▶ Stated task: Count how many lines of the material contain the string "background", then give that number and nothing more.

Collection entries
--------------------
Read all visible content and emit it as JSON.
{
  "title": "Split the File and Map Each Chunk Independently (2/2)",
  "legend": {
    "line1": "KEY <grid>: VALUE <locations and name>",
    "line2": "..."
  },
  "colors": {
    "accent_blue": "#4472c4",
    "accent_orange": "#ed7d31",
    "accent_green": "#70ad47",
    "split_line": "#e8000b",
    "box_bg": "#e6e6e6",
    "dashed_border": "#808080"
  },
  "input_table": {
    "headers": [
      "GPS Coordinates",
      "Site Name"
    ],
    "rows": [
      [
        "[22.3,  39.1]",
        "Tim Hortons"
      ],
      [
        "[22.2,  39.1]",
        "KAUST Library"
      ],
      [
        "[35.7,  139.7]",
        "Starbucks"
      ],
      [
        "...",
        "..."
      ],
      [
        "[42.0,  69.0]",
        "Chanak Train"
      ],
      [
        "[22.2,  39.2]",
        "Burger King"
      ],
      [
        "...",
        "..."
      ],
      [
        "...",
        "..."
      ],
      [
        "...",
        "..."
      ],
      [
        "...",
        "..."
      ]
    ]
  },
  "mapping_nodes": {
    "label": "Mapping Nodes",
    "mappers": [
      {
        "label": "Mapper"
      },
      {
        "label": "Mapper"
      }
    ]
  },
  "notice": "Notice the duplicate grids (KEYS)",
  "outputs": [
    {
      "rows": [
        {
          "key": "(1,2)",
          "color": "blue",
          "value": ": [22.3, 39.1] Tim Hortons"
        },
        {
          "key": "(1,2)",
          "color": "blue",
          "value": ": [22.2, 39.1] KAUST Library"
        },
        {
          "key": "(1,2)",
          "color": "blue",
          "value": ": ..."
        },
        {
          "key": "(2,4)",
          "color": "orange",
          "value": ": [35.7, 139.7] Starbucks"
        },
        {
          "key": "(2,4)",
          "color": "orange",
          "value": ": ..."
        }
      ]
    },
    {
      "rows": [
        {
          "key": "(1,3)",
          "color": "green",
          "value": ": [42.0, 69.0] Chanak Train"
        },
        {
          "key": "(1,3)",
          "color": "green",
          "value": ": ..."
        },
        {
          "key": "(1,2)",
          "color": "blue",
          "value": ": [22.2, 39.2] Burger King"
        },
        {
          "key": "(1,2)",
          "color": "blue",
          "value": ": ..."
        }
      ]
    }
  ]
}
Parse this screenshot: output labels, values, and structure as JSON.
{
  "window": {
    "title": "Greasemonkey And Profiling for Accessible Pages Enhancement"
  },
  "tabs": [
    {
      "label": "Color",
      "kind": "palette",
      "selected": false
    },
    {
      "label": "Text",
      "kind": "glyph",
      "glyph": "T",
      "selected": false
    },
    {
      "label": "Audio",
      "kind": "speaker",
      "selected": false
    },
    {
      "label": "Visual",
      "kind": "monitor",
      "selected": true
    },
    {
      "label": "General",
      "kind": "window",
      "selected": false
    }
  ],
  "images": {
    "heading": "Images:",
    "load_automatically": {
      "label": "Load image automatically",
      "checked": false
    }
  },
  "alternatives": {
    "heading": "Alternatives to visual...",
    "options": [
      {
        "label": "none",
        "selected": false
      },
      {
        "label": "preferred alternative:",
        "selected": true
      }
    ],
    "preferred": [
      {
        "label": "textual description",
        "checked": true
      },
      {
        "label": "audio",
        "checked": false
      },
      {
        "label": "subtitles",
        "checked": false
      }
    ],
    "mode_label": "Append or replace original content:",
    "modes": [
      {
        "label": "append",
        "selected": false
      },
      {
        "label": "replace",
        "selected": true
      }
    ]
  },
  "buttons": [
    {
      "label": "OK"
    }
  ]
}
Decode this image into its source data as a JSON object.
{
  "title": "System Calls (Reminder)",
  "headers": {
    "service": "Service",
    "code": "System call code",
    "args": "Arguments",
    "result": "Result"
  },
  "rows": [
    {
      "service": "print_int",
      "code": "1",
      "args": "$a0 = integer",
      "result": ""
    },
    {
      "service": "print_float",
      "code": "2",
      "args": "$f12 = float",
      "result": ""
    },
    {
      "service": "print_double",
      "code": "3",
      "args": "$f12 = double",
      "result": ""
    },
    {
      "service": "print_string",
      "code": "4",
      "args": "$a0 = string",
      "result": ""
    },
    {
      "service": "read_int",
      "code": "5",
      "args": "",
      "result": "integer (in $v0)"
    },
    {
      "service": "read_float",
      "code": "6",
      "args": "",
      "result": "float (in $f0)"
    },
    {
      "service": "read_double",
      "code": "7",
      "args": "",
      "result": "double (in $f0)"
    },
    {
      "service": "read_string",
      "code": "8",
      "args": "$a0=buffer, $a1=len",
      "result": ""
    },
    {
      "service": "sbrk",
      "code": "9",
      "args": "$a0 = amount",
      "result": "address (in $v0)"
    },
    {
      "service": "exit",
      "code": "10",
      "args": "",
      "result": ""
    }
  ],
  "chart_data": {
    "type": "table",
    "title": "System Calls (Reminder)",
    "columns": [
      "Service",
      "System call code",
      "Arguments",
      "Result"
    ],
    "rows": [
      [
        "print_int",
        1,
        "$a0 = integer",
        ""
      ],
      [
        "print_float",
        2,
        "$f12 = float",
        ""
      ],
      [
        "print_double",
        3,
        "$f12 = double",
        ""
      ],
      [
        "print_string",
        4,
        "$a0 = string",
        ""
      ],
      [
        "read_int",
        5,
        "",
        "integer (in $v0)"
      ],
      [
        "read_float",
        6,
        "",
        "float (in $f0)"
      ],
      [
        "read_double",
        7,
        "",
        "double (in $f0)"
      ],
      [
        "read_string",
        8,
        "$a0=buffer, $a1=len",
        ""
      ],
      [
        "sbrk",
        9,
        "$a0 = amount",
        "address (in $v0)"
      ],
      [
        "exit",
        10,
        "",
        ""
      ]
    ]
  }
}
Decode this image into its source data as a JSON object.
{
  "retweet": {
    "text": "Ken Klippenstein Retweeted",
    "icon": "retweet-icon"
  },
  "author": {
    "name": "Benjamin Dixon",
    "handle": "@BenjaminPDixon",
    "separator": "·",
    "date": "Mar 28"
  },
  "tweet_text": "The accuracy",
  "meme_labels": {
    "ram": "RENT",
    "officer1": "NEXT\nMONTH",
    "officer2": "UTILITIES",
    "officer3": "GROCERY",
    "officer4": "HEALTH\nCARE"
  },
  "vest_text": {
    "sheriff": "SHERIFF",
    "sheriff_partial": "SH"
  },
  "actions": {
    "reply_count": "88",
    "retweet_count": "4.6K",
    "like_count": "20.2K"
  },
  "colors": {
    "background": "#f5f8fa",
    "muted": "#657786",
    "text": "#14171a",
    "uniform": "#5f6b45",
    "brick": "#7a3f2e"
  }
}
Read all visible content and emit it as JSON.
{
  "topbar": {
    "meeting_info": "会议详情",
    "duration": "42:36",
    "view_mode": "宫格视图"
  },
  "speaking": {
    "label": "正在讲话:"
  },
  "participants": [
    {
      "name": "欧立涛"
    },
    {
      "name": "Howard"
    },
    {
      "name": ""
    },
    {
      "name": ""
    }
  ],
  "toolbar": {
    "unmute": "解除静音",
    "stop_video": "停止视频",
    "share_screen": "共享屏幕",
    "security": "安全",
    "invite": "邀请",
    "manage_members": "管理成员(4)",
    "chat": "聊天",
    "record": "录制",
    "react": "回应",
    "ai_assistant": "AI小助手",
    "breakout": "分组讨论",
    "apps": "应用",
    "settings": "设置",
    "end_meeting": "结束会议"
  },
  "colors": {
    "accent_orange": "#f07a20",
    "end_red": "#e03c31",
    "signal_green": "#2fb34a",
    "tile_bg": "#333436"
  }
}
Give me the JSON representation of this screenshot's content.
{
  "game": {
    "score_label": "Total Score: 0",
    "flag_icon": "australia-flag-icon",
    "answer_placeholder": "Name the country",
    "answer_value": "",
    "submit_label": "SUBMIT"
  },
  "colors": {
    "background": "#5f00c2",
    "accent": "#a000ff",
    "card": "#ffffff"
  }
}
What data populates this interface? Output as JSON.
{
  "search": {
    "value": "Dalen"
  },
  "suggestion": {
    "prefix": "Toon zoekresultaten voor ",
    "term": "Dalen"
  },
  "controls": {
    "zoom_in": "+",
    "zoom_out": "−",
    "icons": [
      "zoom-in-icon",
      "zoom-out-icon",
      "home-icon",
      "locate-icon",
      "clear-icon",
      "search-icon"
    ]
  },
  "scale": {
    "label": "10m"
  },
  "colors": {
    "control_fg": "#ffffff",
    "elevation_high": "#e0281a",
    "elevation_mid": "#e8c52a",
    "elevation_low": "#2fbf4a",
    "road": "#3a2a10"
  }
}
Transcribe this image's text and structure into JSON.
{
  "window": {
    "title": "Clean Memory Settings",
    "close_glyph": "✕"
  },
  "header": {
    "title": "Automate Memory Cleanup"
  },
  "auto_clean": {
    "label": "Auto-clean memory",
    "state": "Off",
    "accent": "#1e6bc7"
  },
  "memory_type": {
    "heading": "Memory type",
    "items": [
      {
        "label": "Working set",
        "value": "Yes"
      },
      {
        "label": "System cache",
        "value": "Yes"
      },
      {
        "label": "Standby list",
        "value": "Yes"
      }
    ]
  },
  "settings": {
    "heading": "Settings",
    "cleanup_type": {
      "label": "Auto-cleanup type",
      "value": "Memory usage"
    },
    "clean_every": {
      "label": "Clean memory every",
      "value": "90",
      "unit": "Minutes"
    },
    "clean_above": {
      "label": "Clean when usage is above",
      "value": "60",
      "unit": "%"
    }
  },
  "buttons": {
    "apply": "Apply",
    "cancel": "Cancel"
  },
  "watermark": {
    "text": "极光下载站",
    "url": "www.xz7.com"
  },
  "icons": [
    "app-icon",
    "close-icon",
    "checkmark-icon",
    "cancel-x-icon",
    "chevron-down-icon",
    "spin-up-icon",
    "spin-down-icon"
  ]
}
--------------------
▶ Written reply: 2